Gli imprenditori del “Porto Profumato” ringraziano e battono cassa.

Per gli amanti dei libri proibiti non c’è che un posto in cui andare: People’s Commune, situata a Causeway Bay, il quartiere commerciale dell’isola, offre una scelta vastissima di testi. Dalla repressione di Piazza Tian’anmen all’ultimo maxi-scandalo che vede coinvolto l’ex leader di Chongqing Bo Xilai e famiglia; le storie più dibattute degli ultimi tempi riempiono gli scaffali del noto bookstoor hongkonghese.

Gli affari vanno a gonfie vele: il suo proprietario, Deng Zi Qiang, dice di aver riscontrato un flusso in crescita di clienti provenienti dalla terraferma da quando, nel 2003, People’s Commune ha aperto i battenti. Nello stesso anno Hong Kong cominciava ad accogliere un numero maggiore di viaggiatori cinesi indipendenti, grazie ad alcune agevolazioni stabilite da Pechino. Secondo i dati rilasciati dall’Hong Kong Tourism Board, i visitatori in arrivo dalla Cina continentale sono schizzati dai 13,6 milioni del 2006 ai 28,1 milioni del 2011, così che oggi “il 95% dei miei clienti è cinese” ha raccontato Deng alla CNN, sottolineando come ogni mese riesca a vendere tra i 300 e i 400 libri. Ma non sempre la missione va a buon fine al primo colpo: alcuni temerari sono dovuti tornare più volte in dietro dopo essersi visti confiscare i testi alla dogana.

Per soddisfare al meglio le curiosità dei cugini della mainland, People’s Commune prende gli ordini e pubblica informazioni riguardo ai nuovi arrivi direttamente su Weibo, il Twitter cinese.
Identikit dell’acquirente tipo: studioso o uomo d’affari tra i 30 e i 40 anni, proveniente dalle grandi metropoli quali Pechino, Shanghai e Canton. Ma non solo. E’ capitato di veder arrivare persino funzionari governativi, ha affermato Deng: “quando entrano mi mostrano il loro tesserino”.

La febbre crescente per i libri proibiti è da attribuirsi al desiderio dei cinesi di sentirsi partecipi della vita politica del proprio paese piuttosto che semplici osservatori, ha spiegato Zhou Baosong docente di politica presso la Chinese University of Hong Kong. E questo spiegherebbe anche perché la libreria non riscuote lo stesso successo tra i nativi dell’isola.

La sete di conoscenza dei cinesi non avrebbe, dunque, implicazioni sovversive. “Il fatto che stia leggendo questi libri non vuol dire che sia anti-Partito” ha affermato un cliente giunto da Pechino “infatti, se le persone ottenessero maggior accesso al processo decisionale avrebbero modo di dare suggerimenti e contribuire con la loro saggezza. Finché tutto ciò non nuoce al benessere del popolo, non vedo perché il paese dovrebbe vietare la diffusione dell’informazione. Dopo tutto vogliamo che il nostro paese e le nostre vite diventino migliori”.

Righe fornite:
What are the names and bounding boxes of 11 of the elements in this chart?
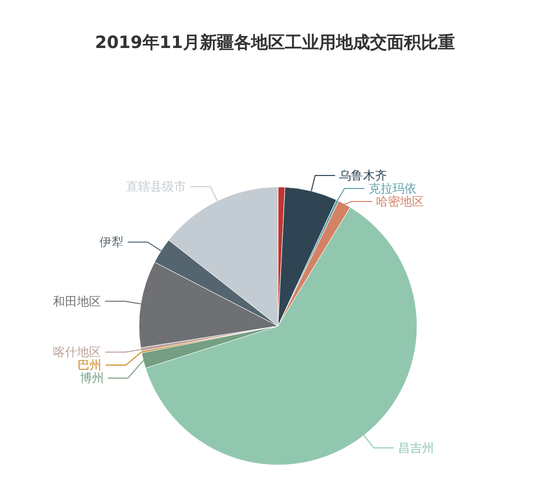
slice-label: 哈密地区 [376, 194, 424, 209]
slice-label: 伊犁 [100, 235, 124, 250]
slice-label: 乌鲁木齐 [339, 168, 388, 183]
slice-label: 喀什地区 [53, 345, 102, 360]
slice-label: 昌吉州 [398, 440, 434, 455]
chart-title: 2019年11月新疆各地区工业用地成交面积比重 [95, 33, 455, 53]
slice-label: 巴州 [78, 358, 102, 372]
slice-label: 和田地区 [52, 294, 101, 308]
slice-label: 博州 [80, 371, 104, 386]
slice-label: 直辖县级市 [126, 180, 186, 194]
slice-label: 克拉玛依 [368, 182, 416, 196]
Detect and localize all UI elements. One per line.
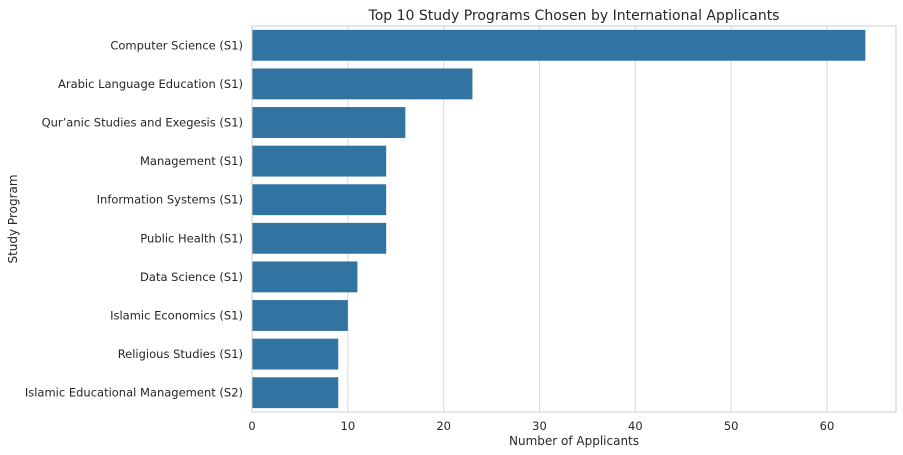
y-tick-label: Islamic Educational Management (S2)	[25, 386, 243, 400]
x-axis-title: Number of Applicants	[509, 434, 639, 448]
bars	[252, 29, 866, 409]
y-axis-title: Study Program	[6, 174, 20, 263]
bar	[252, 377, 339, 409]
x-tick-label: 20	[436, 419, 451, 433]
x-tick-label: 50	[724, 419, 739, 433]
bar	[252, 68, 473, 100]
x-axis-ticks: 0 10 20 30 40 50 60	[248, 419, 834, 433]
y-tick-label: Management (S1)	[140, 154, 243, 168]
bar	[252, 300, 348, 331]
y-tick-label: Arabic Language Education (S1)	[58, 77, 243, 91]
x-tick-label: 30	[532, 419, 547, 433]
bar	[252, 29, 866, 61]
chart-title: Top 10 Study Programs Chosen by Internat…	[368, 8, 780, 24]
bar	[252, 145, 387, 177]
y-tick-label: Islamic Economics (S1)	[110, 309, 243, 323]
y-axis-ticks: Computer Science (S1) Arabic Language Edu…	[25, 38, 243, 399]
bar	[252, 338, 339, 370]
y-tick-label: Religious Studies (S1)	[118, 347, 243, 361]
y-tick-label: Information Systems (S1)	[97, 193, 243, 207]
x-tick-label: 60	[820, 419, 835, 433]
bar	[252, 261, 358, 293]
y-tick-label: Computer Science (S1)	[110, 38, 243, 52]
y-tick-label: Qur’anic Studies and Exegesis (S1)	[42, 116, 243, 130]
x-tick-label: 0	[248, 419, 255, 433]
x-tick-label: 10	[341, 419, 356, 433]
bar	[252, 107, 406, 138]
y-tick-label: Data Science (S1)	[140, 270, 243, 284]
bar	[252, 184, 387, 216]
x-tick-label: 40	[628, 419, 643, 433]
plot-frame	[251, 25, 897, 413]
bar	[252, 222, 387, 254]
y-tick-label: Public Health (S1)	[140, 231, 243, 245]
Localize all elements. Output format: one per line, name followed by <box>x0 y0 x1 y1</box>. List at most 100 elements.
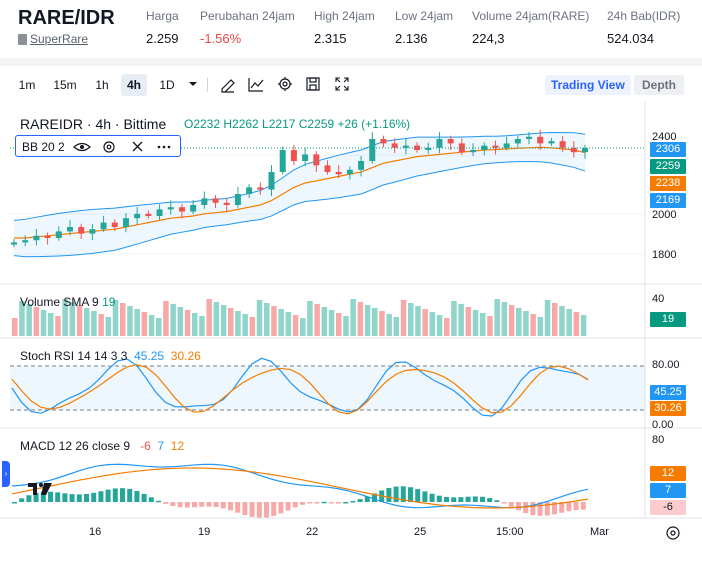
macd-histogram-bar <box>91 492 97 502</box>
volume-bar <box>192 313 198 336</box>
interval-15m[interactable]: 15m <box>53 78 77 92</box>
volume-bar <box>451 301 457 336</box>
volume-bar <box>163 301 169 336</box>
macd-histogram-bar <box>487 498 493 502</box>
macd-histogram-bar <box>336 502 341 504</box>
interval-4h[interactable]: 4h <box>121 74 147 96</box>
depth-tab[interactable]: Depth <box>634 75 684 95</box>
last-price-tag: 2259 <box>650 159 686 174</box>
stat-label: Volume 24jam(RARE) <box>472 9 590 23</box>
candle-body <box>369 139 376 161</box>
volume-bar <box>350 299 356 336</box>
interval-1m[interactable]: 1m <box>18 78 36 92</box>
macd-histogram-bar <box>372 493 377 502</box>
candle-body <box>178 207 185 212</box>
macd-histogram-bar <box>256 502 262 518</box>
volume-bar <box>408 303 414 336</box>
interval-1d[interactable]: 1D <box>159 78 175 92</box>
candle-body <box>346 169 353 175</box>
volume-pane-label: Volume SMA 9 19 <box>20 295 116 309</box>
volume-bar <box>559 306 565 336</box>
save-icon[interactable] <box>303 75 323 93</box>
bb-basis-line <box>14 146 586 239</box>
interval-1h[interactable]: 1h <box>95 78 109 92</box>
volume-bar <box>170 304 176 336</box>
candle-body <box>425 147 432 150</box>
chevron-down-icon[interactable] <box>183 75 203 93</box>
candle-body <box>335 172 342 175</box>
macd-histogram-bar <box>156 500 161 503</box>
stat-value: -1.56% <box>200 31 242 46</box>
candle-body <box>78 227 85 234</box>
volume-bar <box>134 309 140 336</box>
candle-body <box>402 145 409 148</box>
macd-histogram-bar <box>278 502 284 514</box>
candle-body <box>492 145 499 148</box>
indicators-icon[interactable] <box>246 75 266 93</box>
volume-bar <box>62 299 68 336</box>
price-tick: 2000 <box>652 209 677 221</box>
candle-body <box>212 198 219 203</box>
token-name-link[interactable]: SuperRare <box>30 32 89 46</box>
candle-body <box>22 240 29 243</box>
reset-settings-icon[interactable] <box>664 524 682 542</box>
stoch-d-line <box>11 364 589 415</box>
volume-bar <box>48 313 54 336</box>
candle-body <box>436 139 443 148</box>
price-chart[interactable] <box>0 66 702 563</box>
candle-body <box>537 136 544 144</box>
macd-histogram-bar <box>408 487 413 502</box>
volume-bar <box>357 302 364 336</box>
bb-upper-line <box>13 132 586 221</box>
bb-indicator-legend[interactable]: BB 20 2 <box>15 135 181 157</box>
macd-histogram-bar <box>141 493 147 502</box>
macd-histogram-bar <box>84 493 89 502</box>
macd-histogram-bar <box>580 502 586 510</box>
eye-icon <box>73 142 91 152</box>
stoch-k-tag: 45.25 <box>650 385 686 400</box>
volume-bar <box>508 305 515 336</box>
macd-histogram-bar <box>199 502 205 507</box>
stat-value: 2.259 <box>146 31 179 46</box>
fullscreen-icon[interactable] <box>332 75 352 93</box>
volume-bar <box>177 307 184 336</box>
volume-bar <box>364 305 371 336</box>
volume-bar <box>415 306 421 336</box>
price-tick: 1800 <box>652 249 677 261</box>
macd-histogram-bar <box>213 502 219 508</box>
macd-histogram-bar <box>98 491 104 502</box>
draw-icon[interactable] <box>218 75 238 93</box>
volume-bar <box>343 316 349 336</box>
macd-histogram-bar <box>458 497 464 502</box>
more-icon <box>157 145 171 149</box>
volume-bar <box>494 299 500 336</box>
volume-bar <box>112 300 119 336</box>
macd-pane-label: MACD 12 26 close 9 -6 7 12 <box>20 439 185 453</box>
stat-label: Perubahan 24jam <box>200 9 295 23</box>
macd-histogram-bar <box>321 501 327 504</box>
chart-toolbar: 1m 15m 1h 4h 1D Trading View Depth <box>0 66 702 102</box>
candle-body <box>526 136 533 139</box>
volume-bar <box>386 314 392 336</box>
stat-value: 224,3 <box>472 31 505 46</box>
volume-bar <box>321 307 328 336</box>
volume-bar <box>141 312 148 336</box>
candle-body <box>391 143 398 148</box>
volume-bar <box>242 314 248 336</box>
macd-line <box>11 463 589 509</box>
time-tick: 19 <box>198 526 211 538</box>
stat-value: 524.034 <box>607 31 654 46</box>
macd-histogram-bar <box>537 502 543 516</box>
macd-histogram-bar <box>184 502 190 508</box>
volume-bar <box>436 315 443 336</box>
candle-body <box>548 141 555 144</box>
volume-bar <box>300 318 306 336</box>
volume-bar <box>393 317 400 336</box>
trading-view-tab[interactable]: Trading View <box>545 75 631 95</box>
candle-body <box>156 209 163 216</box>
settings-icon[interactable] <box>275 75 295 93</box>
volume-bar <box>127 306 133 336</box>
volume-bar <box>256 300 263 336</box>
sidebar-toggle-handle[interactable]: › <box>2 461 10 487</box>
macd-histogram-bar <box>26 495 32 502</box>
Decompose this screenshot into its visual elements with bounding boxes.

Compito scritto 1: Elenchi, nell'ordine in cui compaiono, tutte le persone menzionate per nome nel testo estratto.
Compito scritto 2: Riporti sotto forma di elenco numerato le righe fornite a partire da quella che contiene "slice-label: 哈密地区 [376, 194, 424, 209]" e fino a quella che contiene "Detect and localize", entrambe incluse, tralasciando le righe vuote.

Risultato del compito 1:
1. Bo Xilai
2. Deng Zi Qiang
3. Zhou Baosong

Risultato del compito 2:
1. slice-label: 哈密地区 [376, 194, 424, 209]
2. slice-label: 伊犁 [100, 235, 124, 250]
3. slice-label: 乌鲁木齐 [339, 168, 388, 183]
4. slice-label: 喀什地区 [53, 345, 102, 360]
5. slice-label: 昌吉州 [398, 440, 434, 455]
6. chart-title: 2019年11月新疆各地区工业用地成交面积比重 [95, 33, 455, 53]
7. slice-label: 巴州 [78, 358, 102, 372]
8. slice-label: 和田地区 [52, 294, 101, 308]
9. slice-label: 博州 [80, 371, 104, 386]
10. slice-label: 直辖县级市 [126, 180, 186, 194]
11. slice-label: 克拉玛依 [368, 182, 416, 196]
12. Detect and localize all UI elements. One per line.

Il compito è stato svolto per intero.